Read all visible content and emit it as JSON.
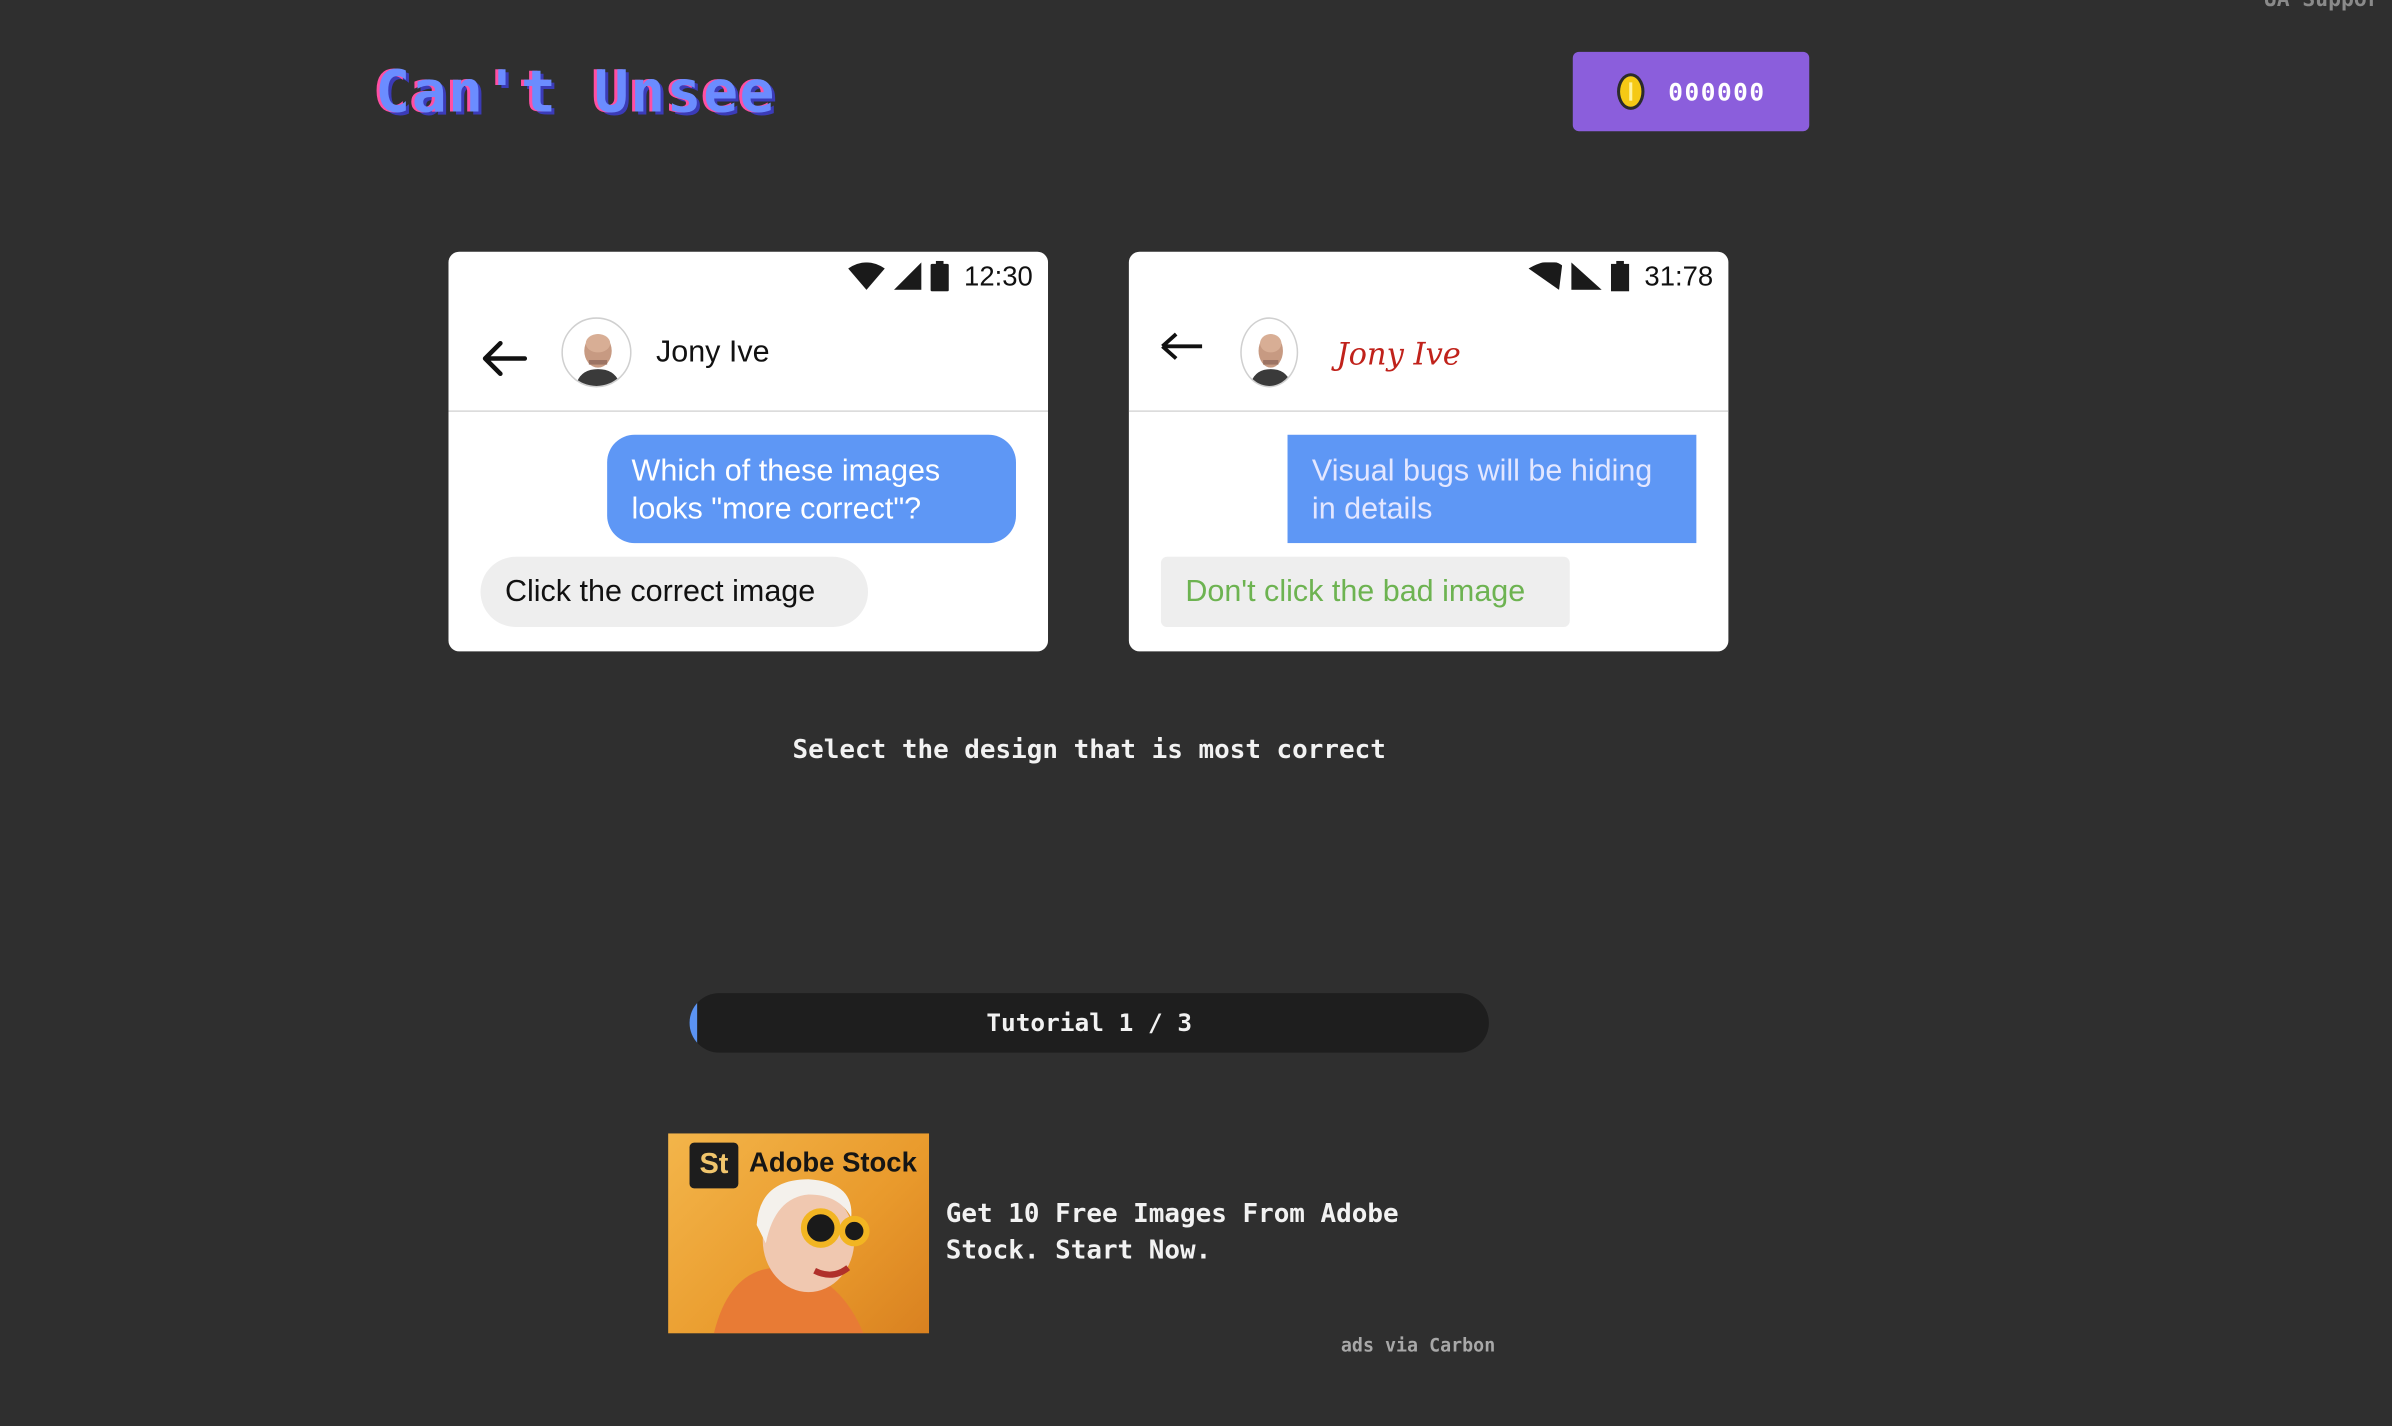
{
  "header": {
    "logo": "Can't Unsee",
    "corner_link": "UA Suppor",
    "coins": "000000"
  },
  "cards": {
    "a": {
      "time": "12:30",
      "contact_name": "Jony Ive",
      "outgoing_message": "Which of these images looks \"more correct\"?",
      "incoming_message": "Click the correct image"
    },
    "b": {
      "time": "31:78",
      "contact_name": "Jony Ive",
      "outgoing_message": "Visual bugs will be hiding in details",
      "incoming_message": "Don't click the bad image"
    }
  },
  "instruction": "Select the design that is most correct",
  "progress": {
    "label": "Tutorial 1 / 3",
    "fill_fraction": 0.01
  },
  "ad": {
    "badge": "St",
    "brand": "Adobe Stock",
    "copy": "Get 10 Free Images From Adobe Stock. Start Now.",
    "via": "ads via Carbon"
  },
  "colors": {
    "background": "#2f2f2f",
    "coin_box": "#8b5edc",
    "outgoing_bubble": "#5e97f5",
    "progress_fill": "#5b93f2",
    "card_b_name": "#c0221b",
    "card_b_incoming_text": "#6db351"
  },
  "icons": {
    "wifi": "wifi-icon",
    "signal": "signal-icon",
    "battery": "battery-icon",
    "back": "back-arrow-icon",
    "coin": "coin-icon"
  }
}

| Request |
Do not copy the pictures, but repeat every line exactly.

| The reply |
Read all visible content and emit it as JSON.
{
  "header": {
    "logo": "Can't Unsee",
    "corner_link": "UA Suppor",
    "coins": "000000"
  },
  "cards": {
    "a": {
      "time": "12:30",
      "contact_name": "Jony Ive",
      "outgoing_message": "Which of these images looks \"more correct\"?",
      "incoming_message": "Click the correct image"
    },
    "b": {
      "time": "31:78",
      "contact_name": "Jony Ive",
      "outgoing_message": "Visual bugs will be hiding in details",
      "incoming_message": "Don't click the bad image"
    }
  },
  "instruction": "Select the design that is most correct",
  "progress": {
    "label": "Tutorial 1 / 3",
    "fill_fraction": 0.01
  },
  "ad": {
    "badge": "St",
    "brand": "Adobe Stock",
    "copy": "Get 10 Free Images From Adobe Stock. Start Now.",
    "via": "ads via Carbon"
  },
  "colors": {
    "background": "#2f2f2f",
    "coin_box": "#8b5edc",
    "outgoing_bubble": "#5e97f5",
    "progress_fill": "#5b93f2",
    "card_b_name": "#c0221b",
    "card_b_incoming_text": "#6db351"
  },
  "icons": {
    "wifi": "wifi-icon",
    "signal": "signal-icon",
    "battery": "battery-icon",
    "back": "back-arrow-icon",
    "coin": "coin-icon"
  }
}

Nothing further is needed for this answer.